* _SUPPLIED RECORDS_:
_____

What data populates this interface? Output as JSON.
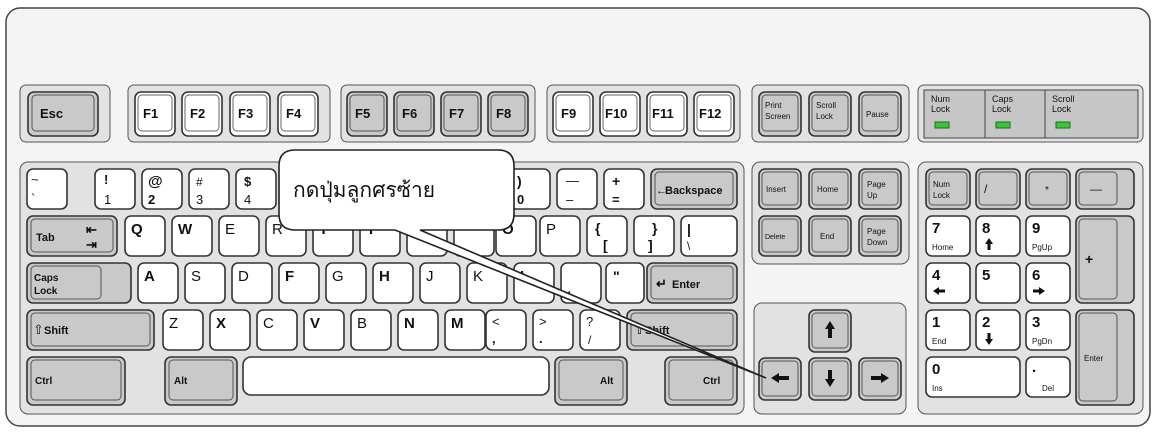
{
  "callout": {
    "text": "กดปุ่มลูกศรซ้าย"
  },
  "colors": {
    "board": "#f2f2f2",
    "group": "#e0e0e0",
    "key_light": "#ffffff",
    "key_dark": "#c9c9c9",
    "led_panel": "#c4c4c4",
    "led": "#3cc43c",
    "outline": "#333333"
  },
  "function_row": {
    "esc": "Esc",
    "f1": "F1",
    "f2": "F2",
    "f3": "F3",
    "f4": "F4",
    "f5": "F5",
    "f6": "F6",
    "f7": "F7",
    "f8": "F8",
    "f9": "F9",
    "f10": "F10",
    "f11": "F11",
    "f12": "F12"
  },
  "system_keys": {
    "print_1": "Print",
    "print_2": "Screen",
    "scroll_1": "Scroll",
    "scroll_2": "Lock",
    "pause": "Pause"
  },
  "leds": {
    "num_1": "Num",
    "num_2": "Lock",
    "caps_1": "Caps",
    "caps_2": "Lock",
    "scroll_1": "Scroll",
    "scroll_2": "Lock"
  },
  "number_row": {
    "tilde_top": "~",
    "tilde_bot": "`",
    "k1_top": "!",
    "k1_bot": "1",
    "k2_top": "@",
    "k2_bot": "2",
    "k3_top": "#",
    "k3_bot": "3",
    "k4_top": "$",
    "k4_bot": "4",
    "k0_top": ")",
    "k0_bot": "0",
    "minus_top": "—",
    "minus_bot": "–",
    "plus_top": "+",
    "plus_bot": "=",
    "backspace": "Backspace"
  },
  "letter_rows": {
    "tab": "Tab",
    "q": "Q",
    "w": "W",
    "e": "E",
    "r": "R",
    "t": "T",
    "y": "Y",
    "u": "U",
    "o": "O",
    "p": "P",
    "lbrace_top": "{",
    "lbrace_bot": "[",
    "rbrace_top": "}",
    "rbrace_bot": "]",
    "pipe_top": "|",
    "pipe_bot": "\\",
    "caps_1": "Caps",
    "caps_2": "Lock",
    "a": "A",
    "s": "S",
    "d": "D",
    "f": "F",
    "g": "G",
    "h": "H",
    "j": "J",
    "k": "K",
    "l": "L",
    "semi_bot": ";",
    "quote_top": "\"",
    "enter": "Enter",
    "shift_left": "Shift",
    "z": "Z",
    "x": "X",
    "c": "C",
    "v": "V",
    "b": "B",
    "n": "N",
    "m": "M",
    "lt_top": "<",
    "lt_bot": ",",
    "gt_top": ">",
    "gt_bot": ".",
    "q_top": "?",
    "q_bot": "/",
    "shift_right": "Shift"
  },
  "bottom_row": {
    "ctrl_left": "Ctrl",
    "alt_left": "Alt",
    "alt_right": "Alt",
    "ctrl_right": "Ctrl"
  },
  "nav_cluster": {
    "insert": "Insert",
    "home": "Home",
    "pgup_1": "Page",
    "pgup_2": "Up",
    "delete": "Delete",
    "end": "End",
    "pgdn_1": "Page",
    "pgdn_2": "Down"
  },
  "numpad": {
    "num_1": "Num",
    "num_2": "Lock",
    "slash": "/",
    "star": "*",
    "minus": "—",
    "k7": "7",
    "k7_sub": "Home",
    "k8": "8",
    "k9": "9",
    "k9_sub": "PgUp",
    "plus": "+",
    "k4": "4",
    "k5": "5",
    "k6": "6",
    "k1": "1",
    "k1_sub": "End",
    "k2": "2",
    "k3": "3",
    "k3_sub": "PgDn",
    "enter": "Enter",
    "k0": "0",
    "k0_sub": "Ins",
    "dot": ".",
    "dot_sub": "Del"
  }
}
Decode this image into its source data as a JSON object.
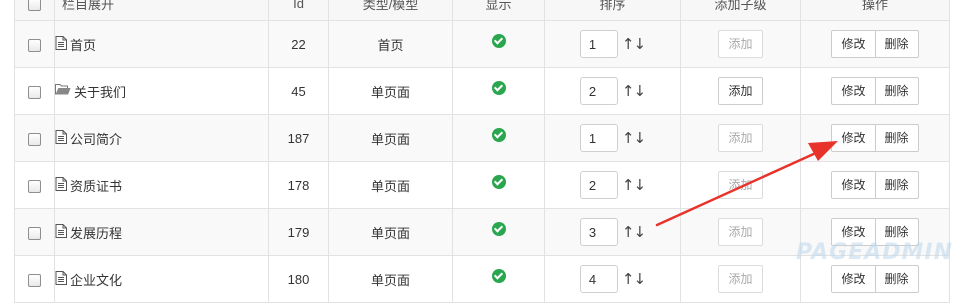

_____

* _PROBLEM STATEMENT_: Tally the lines of the listing in which the word "this" occurs, and state the total alone.

* _FINAL ANSWER_: 2